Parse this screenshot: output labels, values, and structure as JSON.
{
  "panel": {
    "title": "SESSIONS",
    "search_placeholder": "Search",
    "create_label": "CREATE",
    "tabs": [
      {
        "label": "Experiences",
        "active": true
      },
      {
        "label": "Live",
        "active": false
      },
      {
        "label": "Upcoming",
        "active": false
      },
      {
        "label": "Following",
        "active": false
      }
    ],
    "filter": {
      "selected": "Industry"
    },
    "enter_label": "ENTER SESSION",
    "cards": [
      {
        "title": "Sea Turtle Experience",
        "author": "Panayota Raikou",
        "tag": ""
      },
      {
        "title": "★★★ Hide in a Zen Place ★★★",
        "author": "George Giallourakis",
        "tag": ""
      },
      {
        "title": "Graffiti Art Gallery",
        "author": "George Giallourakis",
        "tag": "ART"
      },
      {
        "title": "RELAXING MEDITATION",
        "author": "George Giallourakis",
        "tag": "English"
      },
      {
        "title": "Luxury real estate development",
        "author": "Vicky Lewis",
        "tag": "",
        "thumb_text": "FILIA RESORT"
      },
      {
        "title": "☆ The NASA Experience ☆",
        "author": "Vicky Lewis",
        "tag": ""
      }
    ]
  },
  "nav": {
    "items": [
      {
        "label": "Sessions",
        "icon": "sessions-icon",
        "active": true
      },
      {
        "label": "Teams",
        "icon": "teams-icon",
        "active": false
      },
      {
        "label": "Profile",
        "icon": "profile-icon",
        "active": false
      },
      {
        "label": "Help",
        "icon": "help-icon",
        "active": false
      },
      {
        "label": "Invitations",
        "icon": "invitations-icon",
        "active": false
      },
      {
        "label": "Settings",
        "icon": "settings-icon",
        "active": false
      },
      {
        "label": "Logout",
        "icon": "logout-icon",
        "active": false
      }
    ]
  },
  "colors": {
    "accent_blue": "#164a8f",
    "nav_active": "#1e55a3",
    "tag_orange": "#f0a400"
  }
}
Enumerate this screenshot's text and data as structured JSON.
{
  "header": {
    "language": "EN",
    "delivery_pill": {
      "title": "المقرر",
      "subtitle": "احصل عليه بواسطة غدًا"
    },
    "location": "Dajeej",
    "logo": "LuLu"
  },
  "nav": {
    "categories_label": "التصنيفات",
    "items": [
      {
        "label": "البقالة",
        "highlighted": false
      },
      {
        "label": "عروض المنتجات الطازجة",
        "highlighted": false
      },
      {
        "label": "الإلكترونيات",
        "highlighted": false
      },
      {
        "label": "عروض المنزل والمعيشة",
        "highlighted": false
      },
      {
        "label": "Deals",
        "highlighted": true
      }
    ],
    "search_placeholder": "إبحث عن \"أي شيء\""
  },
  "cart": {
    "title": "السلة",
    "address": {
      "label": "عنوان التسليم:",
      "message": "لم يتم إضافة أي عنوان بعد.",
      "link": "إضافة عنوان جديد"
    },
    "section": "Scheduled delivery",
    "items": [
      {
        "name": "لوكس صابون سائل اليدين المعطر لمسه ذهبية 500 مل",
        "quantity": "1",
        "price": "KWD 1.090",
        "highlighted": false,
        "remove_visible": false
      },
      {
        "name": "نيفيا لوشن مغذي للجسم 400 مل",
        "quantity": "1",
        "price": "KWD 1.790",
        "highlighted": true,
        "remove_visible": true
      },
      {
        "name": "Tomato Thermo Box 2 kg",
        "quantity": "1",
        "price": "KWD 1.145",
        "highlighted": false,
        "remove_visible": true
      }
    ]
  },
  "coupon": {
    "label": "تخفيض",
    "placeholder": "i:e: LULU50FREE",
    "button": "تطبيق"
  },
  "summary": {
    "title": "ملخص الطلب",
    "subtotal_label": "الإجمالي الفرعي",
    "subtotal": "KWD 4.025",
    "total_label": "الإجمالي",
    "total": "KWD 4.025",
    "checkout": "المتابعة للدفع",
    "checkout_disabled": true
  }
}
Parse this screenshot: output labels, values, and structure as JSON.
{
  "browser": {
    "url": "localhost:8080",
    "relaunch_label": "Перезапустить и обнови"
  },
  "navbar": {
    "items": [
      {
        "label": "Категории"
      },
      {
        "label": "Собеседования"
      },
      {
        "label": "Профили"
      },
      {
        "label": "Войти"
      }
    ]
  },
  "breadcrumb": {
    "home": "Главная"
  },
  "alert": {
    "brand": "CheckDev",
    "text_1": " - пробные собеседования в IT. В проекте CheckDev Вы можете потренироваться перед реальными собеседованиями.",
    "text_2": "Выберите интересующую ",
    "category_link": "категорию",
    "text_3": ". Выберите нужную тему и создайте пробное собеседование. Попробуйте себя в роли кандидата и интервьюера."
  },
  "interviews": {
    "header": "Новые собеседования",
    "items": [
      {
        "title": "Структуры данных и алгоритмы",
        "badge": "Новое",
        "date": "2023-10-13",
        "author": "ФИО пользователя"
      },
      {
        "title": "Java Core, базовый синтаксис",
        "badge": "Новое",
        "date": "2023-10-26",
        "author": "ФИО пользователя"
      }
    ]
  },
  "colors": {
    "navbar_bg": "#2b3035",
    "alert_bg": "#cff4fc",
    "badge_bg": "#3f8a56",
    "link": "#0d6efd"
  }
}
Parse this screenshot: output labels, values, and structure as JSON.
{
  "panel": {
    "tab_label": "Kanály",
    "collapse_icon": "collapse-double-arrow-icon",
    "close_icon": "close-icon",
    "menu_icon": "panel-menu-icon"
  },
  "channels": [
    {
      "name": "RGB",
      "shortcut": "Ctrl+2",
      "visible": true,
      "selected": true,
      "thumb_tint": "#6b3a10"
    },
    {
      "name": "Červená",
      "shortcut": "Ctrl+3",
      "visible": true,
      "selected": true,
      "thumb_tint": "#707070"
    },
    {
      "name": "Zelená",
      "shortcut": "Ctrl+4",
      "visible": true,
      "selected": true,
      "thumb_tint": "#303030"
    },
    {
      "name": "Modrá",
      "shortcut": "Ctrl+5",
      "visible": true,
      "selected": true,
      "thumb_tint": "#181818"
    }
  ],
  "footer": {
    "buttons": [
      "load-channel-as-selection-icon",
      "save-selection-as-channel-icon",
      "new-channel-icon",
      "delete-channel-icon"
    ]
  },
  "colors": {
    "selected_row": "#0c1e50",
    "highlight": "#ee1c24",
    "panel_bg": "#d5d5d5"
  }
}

◆ ◆ ◆ ◆

**PROBLEM:**
Copy all data exactly, start to finish.

**TASK ANSWER:**
Parse this screenshot: output labels, values, and structure as JSON.
{
  "panel": {
    "title": "SESSIONS",
    "search_placeholder": "Search",
    "create_label": "CREATE",
    "tabs": [
      {
        "label": "Experiences",
        "active": true
      },
      {
        "label": "Live",
        "active": false
      },
      {
        "label": "Upcoming",
        "active": false
      },
      {
        "label": "Following",
        "active": false
      }
    ],
    "filter": {
      "selected": "Industry"
    },
    "enter_label": "ENTER SESSION",
    "cards": [
      {
        "title": "Sea Turtle Experience",
        "author": "Panayota Raikou",
        "tag": ""
      },
      {
        "title": "★★★ Hide in a Zen Place ★★★",
        "author": "George Giallourakis",
        "tag": ""
      },
      {
        "title": "Graffiti Art Gallery",
        "author": "George Giallourakis",
        "tag": "ART"
      },
      {
        "title": "RELAXING MEDITATION",
        "author": "George Giallourakis",
        "tag": "English"
      },
      {
        "title": "Luxury real estate development",
        "author": "Vicky Lewis",
        "tag": "",
        "thumb_text": "FILIA RESORT"
      },
      {
        "title": "☆ The NASA Experience ☆",
        "author": "Vicky Lewis",
        "tag": ""
      }
    ]
  },
  "nav": {
    "items": [
      {
        "label": "Sessions",
        "icon": "sessions-icon",
        "active": true
      },
      {
        "label": "Teams",
        "icon": "teams-icon",
        "active": false
      },
      {
        "label": "Profile",
        "icon": "profile-icon",
        "active": false
      },
      {
        "label": "Help",
        "icon": "help-icon",
        "active": false
      },
      {
        "label": "Invitations",
        "icon": "invitations-icon",
        "active": false
      },
      {
        "label": "Settings",
        "icon": "settings-icon",
        "active": false
      },
      {
        "label": "Logout",
        "icon": "logout-icon",
        "active": false
      }
    ]
  },
  "colors": {
    "accent_blue": "#164a8f",
    "nav_active": "#1e55a3",
    "tag_orange": "#f0a400"
  }
}
Enumerate this screenshot's text and data as structured JSON.
{
  "header": {
    "language": "EN",
    "delivery_pill": {
      "title": "المقرر",
      "subtitle": "احصل عليه بواسطة غدًا"
    },
    "location": "Dajeej",
    "logo": "LuLu"
  },
  "nav": {
    "categories_label": "التصنيفات",
    "items": [
      {
        "label": "البقالة",
        "highlighted": false
      },
      {
        "label": "عروض المنتجات الطازجة",
        "highlighted": false
      },
      {
        "label": "الإلكترونيات",
        "highlighted": false
      },
      {
        "label": "عروض المنزل والمعيشة",
        "highlighted": false
      },
      {
        "label": "Deals",
        "highlighted": true
      }
    ],
    "search_placeholder": "إبحث عن \"أي شيء\""
  },
  "cart": {
    "title": "السلة",
    "address": {
      "label": "عنوان التسليم:",
      "message": "لم يتم إضافة أي عنوان بعد.",
      "link": "إضافة عنوان جديد"
    },
    "section": "Scheduled delivery",
    "items": [
      {
        "name": "لوكس صابون سائل اليدين المعطر لمسه ذهبية 500 مل",
        "quantity": "1",
        "price": "KWD 1.090",
        "highlighted": false,
        "remove_visible": false
      },
      {
        "name": "نيفيا لوشن مغذي للجسم 400 مل",
        "quantity": "1",
        "price": "KWD 1.790",
        "highlighted": true,
        "remove_visible": true
      },
      {
        "name": "Tomato Thermo Box 2 kg",
        "quantity": "1",
        "price": "KWD 1.145",
        "highlighted": false,
        "remove_visible": true
      }
    ]
  },
  "coupon": {
    "label": "تخفيض",
    "placeholder": "i:e: LULU50FREE",
    "button": "تطبيق"
  },
  "summary": {
    "title": "ملخص الطلب",
    "subtotal_label": "الإجمالي الفرعي",
    "subtotal": "KWD 4.025",
    "total_label": "الإجمالي",
    "total": "KWD 4.025",
    "checkout": "المتابعة للدفع",
    "checkout_disabled": true
  }
}
Parse this screenshot: output labels, values, and structure as JSON.
{
  "browser": {
    "url": "localhost:8080",
    "relaunch_label": "Перезапустить и обнови"
  },
  "navbar": {
    "items": [
      {
        "label": "Категории"
      },
      {
        "label": "Собеседования"
      },
      {
        "label": "Профили"
      },
      {
        "label": "Войти"
      }
    ]
  },
  "breadcrumb": {
    "home": "Главная"
  },
  "alert": {
    "brand": "CheckDev",
    "text_1": " - пробные собеседования в IT. В проекте CheckDev Вы можете потренироваться перед реальными собеседованиями.",
    "text_2": "Выберите интересующую ",
    "category_link": "категорию",
    "text_3": ". Выберите нужную тему и создайте пробное собеседование. Попробуйте себя в роли кандидата и интервьюера."
  },
  "interviews": {
    "header": "Новые собеседования",
    "items": [
      {
        "title": "Структуры данных и алгоритмы",
        "badge": "Новое",
        "date": "2023-10-13",
        "author": "ФИО пользователя"
      },
      {
        "title": "Java Core, базовый синтаксис",
        "badge": "Новое",
        "date": "2023-10-26",
        "author": "ФИО пользователя"
      }
    ]
  },
  "colors": {
    "navbar_bg": "#2b3035",
    "alert_bg": "#cff4fc",
    "badge_bg": "#3f8a56",
    "link": "#0d6efd"
  }
}
Parse this screenshot: output labels, values, and structure as JSON.
{
  "panel": {
    "tab_label": "Kanály",
    "collapse_icon": "collapse-double-arrow-icon",
    "close_icon": "close-icon",
    "menu_icon": "panel-menu-icon"
  },
  "channels": [
    {
      "name": "RGB",
      "shortcut": "Ctrl+2",
      "visible": true,
      "selected": true,
      "thumb_tint": "#6b3a10"
    },
    {
      "name": "Červená",
      "shortcut": "Ctrl+3",
      "visible": true,
      "selected": true,
      "thumb_tint": "#707070"
    },
    {
      "name": "Zelená",
      "shortcut": "Ctrl+4",
      "visible": true,
      "selected": true,
      "thumb_tint": "#303030"
    },
    {
      "name": "Modrá",
      "shortcut": "Ctrl+5",
      "visible": true,
      "selected": true,
      "thumb_tint": "#181818"
    }
  ],
  "footer": {
    "buttons": [
      "load-channel-as-selection-icon",
      "save-selection-as-channel-icon",
      "new-channel-icon",
      "delete-channel-icon"
    ]
  },
  "colors": {
    "selected_row": "#0c1e50",
    "highlight": "#ee1c24",
    "panel_bg": "#d5d5d5"
  }
}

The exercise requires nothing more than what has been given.